→ **PASSAGE SHOWN**:
○ ○ ○ ○ ○

The timber on the Baca Location was estimated in 1907 at 425 million board feet of white pine and from 15 to 25 million board feet of spruce. Another informant estimated 403 million board feet of merchantable timber. A “cruiser” stated that there were also “telegraph poles, ties, piling, mine props and stulls in large quantities” (Laughlin Papers 1907). During 1911 and 1912, the U.S. Surveyor General (Santa Fe) made restorative surveys. The object of this work was to clarify the shared boundaries of the Baca Location, the Jémez Forest Preserve, and the Ramón Vigil Land Grant. Notes accompanying the cadastral surveys indicate the interests that would predominate on the Baca Location over the next 50 years: “The ridges, densely timbered with fir and spruce, and considerable pine, give good timber values” (Douglass and Neighbour n.d.). This survey also showed that the operation on the Ramón Vigil Land Grant, carried on under the name of the Ramon Land and Lumber Company, had cut about 100,000 board feet of timber from the Jémez National Preserve (rather than the west side of the Vigil Grant) (USDA Forest Service 1915). A later (1921) cadastral survey again noted: The remainder of the [Baca Location] grant is covered with timber, the bulk of which is spruce, fir and aspen. Some of the lower elevations and southerly slopes, contain considerable valuable pine timber. Oak undergrowth occurs most in the higher pine levels (Osterhoudt et al. 1921).

○ ○ ○ ○ ○

→ **DATA**:
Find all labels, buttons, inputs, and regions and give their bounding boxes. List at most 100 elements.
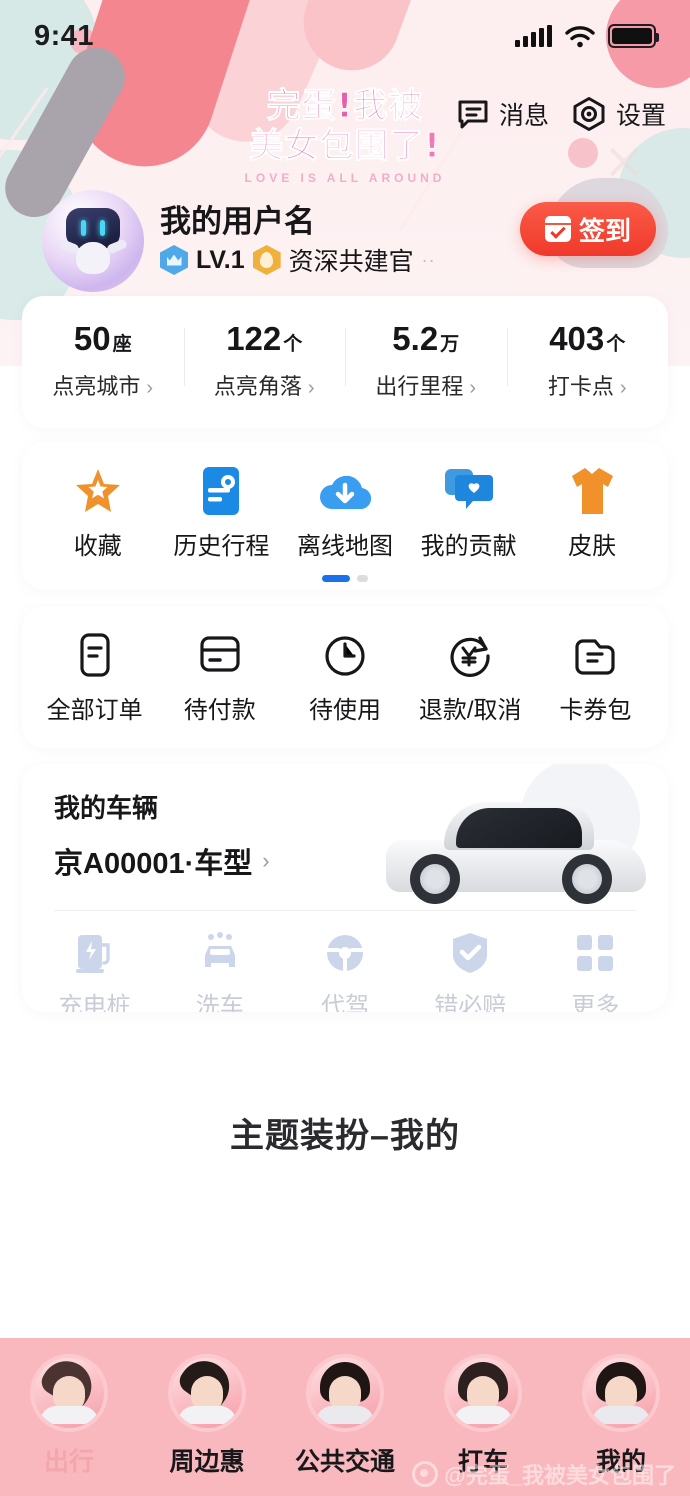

○ ○ ○ ○ ○

→ **SHORT TASK**: Carry on the passage about timber on the Baca Location, starting right after its final sentence.

→ **REPLY TO THE EXERCISE**:
On April 1, 1915, Redondo Development Company mortgaged the Baca Location to the Warren Savings Bank of Pennsylvania, borrowing $175,000. Redondo Development Company reserved a right to sell timber from the lands for a price not less than $175,000. The company authorized the issuance of bonds in the value of $175,000, securing the payment of principal and interest (at 6%) by this mortgage to Warren Savings Bank of Pennsylvania. The bonds were to mature on April 1, 1925. This mortgage applied to: . . . all that certain tract of land cummunly [sic] known as Baca Location No. One, situated in the counties of Sandoval and Río Arriba in the Territory of Mexico [sic], the same being one of the tracts of land located by the heirs of Luis María C. de Baca under the authority conffered [sic] by section 8 of an act of Congress of the United States approved June 21, 1860. . . (Redondo Development Company 1915).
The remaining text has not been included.